Entries:
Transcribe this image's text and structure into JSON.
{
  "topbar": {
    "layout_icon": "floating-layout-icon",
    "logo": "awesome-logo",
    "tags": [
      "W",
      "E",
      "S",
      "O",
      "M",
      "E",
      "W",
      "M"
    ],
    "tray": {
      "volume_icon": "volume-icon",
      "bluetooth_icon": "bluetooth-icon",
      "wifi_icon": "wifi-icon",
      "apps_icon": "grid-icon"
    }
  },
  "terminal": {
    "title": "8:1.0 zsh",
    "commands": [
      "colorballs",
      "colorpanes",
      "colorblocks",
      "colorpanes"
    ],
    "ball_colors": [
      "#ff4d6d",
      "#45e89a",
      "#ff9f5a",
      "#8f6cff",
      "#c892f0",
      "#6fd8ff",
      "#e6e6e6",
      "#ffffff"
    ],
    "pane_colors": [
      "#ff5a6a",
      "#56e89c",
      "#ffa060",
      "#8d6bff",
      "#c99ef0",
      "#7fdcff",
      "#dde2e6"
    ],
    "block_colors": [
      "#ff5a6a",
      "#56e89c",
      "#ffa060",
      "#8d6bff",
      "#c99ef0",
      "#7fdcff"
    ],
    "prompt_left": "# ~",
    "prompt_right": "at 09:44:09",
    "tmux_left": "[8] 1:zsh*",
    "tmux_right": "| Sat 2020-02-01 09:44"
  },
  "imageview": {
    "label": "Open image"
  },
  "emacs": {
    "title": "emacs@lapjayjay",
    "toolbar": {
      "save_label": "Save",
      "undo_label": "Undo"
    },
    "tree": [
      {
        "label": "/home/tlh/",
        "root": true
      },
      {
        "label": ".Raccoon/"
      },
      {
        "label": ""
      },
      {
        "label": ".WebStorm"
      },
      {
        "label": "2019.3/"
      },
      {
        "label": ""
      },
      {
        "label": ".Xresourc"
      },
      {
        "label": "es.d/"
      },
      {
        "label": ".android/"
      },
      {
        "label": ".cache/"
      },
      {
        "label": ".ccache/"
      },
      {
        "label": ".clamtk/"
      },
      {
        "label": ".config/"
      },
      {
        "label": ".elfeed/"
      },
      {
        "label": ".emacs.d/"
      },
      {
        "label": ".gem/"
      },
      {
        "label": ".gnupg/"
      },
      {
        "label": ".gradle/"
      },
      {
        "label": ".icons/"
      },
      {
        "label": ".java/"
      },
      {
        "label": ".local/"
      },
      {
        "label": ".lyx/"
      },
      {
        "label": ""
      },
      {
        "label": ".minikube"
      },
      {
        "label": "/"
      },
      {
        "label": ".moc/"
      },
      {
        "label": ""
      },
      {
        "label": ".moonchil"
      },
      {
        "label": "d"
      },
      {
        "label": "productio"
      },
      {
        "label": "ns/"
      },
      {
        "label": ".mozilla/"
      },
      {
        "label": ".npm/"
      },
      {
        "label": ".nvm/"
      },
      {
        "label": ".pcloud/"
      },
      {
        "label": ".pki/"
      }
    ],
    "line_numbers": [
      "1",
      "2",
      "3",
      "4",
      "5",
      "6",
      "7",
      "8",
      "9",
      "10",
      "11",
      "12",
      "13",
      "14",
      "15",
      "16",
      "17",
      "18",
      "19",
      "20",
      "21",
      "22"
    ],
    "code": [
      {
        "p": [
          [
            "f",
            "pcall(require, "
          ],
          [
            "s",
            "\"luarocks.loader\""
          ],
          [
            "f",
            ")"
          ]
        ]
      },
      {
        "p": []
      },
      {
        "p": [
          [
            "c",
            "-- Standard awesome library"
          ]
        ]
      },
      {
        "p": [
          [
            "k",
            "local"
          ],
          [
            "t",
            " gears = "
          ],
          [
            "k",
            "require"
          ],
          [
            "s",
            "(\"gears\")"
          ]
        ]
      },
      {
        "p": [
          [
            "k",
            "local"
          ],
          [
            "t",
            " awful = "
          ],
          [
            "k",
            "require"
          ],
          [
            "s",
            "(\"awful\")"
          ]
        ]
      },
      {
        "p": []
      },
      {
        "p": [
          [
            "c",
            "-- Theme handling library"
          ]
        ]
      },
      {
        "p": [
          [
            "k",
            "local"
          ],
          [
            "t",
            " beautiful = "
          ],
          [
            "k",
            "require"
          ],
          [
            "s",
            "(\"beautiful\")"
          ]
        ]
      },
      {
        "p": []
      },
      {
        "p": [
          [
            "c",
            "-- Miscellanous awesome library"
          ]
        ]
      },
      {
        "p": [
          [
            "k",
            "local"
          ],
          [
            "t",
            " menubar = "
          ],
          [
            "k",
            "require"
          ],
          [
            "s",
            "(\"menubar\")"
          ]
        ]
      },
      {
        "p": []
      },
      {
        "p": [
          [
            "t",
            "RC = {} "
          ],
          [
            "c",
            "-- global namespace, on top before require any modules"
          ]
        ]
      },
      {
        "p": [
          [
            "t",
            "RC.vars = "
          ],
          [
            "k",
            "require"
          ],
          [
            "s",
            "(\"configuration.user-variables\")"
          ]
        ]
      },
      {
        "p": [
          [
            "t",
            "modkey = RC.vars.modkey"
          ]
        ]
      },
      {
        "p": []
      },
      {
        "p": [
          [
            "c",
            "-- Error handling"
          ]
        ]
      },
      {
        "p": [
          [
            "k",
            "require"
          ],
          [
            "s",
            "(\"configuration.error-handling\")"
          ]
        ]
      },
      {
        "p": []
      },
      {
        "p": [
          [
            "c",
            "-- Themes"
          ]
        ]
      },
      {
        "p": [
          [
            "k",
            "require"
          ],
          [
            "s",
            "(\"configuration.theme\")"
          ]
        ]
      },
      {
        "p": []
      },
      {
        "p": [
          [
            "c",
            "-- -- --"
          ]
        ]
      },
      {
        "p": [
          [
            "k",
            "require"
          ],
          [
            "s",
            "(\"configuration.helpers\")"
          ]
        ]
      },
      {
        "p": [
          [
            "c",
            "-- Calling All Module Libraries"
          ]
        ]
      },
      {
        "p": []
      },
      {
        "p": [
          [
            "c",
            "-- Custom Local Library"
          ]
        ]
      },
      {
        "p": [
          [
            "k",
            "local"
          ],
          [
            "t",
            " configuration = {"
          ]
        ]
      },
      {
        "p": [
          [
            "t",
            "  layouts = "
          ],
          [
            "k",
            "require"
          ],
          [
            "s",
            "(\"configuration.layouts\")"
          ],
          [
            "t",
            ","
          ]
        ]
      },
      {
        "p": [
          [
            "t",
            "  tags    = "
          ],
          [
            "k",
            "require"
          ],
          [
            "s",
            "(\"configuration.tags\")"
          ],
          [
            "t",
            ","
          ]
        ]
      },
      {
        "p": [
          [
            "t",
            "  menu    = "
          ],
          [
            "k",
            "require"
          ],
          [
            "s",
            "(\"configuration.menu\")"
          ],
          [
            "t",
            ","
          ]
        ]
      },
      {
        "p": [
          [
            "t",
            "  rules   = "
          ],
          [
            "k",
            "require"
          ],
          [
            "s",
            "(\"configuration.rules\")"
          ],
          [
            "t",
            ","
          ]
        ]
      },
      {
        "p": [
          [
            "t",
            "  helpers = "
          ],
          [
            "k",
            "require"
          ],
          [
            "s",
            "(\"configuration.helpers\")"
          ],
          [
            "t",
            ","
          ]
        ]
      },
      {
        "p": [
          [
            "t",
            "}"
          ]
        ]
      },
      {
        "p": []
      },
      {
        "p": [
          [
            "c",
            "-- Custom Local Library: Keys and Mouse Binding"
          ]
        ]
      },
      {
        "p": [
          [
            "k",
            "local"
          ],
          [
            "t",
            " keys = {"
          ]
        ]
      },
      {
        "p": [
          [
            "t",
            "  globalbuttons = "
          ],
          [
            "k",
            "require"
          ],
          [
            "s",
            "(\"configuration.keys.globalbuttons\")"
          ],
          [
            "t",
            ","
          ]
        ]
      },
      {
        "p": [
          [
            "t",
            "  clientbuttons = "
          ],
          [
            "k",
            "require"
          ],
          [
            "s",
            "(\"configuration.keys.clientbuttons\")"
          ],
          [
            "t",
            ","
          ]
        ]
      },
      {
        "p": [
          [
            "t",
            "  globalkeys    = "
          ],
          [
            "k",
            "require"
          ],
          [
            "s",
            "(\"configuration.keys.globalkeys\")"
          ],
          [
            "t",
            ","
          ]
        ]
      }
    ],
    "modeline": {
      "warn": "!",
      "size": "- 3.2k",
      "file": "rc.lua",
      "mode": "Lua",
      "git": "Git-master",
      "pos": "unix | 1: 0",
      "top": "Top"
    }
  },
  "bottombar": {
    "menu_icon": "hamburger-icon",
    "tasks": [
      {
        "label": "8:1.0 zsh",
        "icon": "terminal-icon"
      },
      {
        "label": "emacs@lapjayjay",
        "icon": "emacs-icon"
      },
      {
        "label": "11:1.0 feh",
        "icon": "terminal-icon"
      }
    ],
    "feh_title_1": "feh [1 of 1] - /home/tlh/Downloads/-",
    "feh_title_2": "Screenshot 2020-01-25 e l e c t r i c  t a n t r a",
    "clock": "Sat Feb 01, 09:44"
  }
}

Directions for this task: Copy out each line of the entries that holds "lapjayjay".

Full answer:
    "title": "emacs@lapjayjay",
        "label": "emacs@lapjayjay",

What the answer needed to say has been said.